**What to do**
In the material below, find all lines with the string "Elevation" and copy them.

**Data**
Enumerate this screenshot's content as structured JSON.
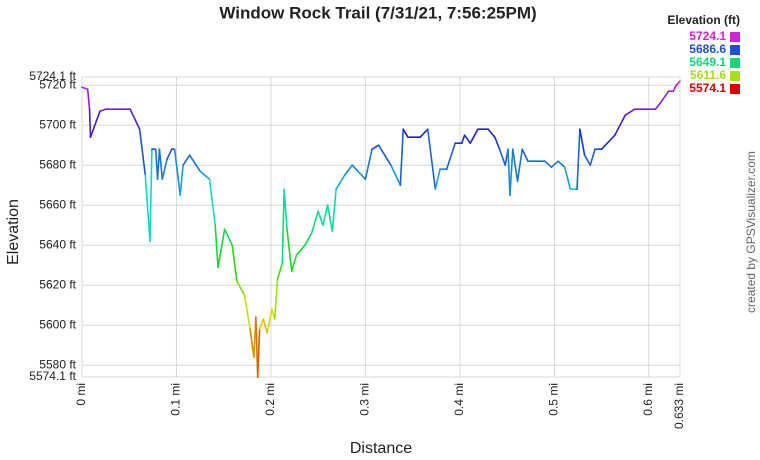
{
  "chart_data": {
    "type": "line",
    "title": "Window Rock Trail (7/31/21, 7:56:25PM)",
    "x_label": "Distance",
    "y_label": "Elevation",
    "credit": "created by GPSVisualizer.com",
    "legend_title": "Elevation (ft)",
    "legend_values": [
      5724.1,
      5686.6,
      5649.1,
      5611.6,
      5574.1
    ],
    "legend_colors": [
      "#d81ed8",
      "#1b4fd8",
      "#10d878",
      "#a8e010",
      "#d80000"
    ],
    "grid": true,
    "xlim": [
      0,
      0.633
    ],
    "ylim": [
      5574.1,
      5724.1
    ],
    "xticks": [
      {
        "value": 0,
        "label": "0 mi"
      },
      {
        "value": 0.1,
        "label": "0.1 mi"
      },
      {
        "value": 0.2,
        "label": "0.2 mi"
      },
      {
        "value": 0.3,
        "label": "0.3 mi"
      },
      {
        "value": 0.4,
        "label": "0.4 mi"
      },
      {
        "value": 0.5,
        "label": "0.5 mi"
      },
      {
        "value": 0.6,
        "label": "0.6 mi"
      },
      {
        "value": 0.633,
        "label": "0.633 mi"
      }
    ],
    "yticks": [
      {
        "value": 5574.1,
        "label": "5574.1 ft"
      },
      {
        "value": 5580,
        "label": "5580 ft"
      },
      {
        "value": 5600,
        "label": "5600 ft"
      },
      {
        "value": 5620,
        "label": "5620 ft"
      },
      {
        "value": 5640,
        "label": "5640 ft"
      },
      {
        "value": 5660,
        "label": "5660 ft"
      },
      {
        "value": 5680,
        "label": "5680 ft"
      },
      {
        "value": 5700,
        "label": "5700 ft"
      },
      {
        "value": 5720,
        "label": "5720 ft"
      },
      {
        "value": 5724.1,
        "label": "5724.1 ft"
      }
    ],
    "x": [
      0,
      0.006,
      0.008,
      0.009,
      0.019,
      0.025,
      0.051,
      0.061,
      0.067,
      0.072,
      0.074,
      0.078,
      0.08,
      0.082,
      0.085,
      0.09,
      0.095,
      0.098,
      0.104,
      0.107,
      0.114,
      0.125,
      0.135,
      0.141,
      0.144,
      0.151,
      0.159,
      0.164,
      0.172,
      0.178,
      0.182,
      0.184,
      0.186,
      0.188,
      0.192,
      0.196,
      0.201,
      0.204,
      0.207,
      0.212,
      0.214,
      0.217,
      0.222,
      0.227,
      0.236,
      0.243,
      0.25,
      0.255,
      0.26,
      0.265,
      0.269,
      0.278,
      0.286,
      0.292,
      0.3,
      0.307,
      0.314,
      0.327,
      0.337,
      0.34,
      0.345,
      0.358,
      0.366,
      0.374,
      0.379,
      0.386,
      0.395,
      0.402,
      0.405,
      0.411,
      0.419,
      0.43,
      0.437,
      0.442,
      0.448,
      0.451,
      0.453,
      0.456,
      0.461,
      0.466,
      0.472,
      0.49,
      0.497,
      0.504,
      0.511,
      0.517,
      0.524,
      0.527,
      0.532,
      0.538,
      0.543,
      0.55,
      0.564,
      0.575,
      0.585,
      0.607,
      0.612,
      0.621,
      0.626,
      0.629,
      0.633
    ],
    "values": [
      5719,
      5718,
      5708,
      5694,
      5707,
      5708,
      5708,
      5698,
      5675,
      5642,
      5688,
      5688,
      5673,
      5688,
      5673,
      5683,
      5688,
      5688,
      5665,
      5680,
      5685,
      5677,
      5673,
      5650,
      5629,
      5648,
      5640,
      5622,
      5615,
      5598,
      5584,
      5604,
      5574,
      5598,
      5603,
      5596,
      5608,
      5603,
      5623,
      5631,
      5668,
      5648,
      5627,
      5635,
      5640,
      5646,
      5657,
      5650,
      5660,
      5647,
      5668,
      5675,
      5680,
      5677,
      5673,
      5688,
      5690,
      5680,
      5670,
      5698,
      5694,
      5694,
      5698,
      5668,
      5678,
      5678,
      5691,
      5691,
      5695,
      5691,
      5698,
      5698,
      5694,
      5688,
      5680,
      5688,
      5665,
      5688,
      5672,
      5688,
      5682,
      5682,
      5679,
      5682,
      5679,
      5668,
      5668,
      5698,
      5685,
      5680,
      5688,
      5688,
      5695,
      5705,
      5708,
      5708,
      5711,
      5717,
      5717,
      5720,
      5722
    ]
  }
}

**Completed task**
    "y_label": "Elevation",
    "legend_title": "Elevation (ft)",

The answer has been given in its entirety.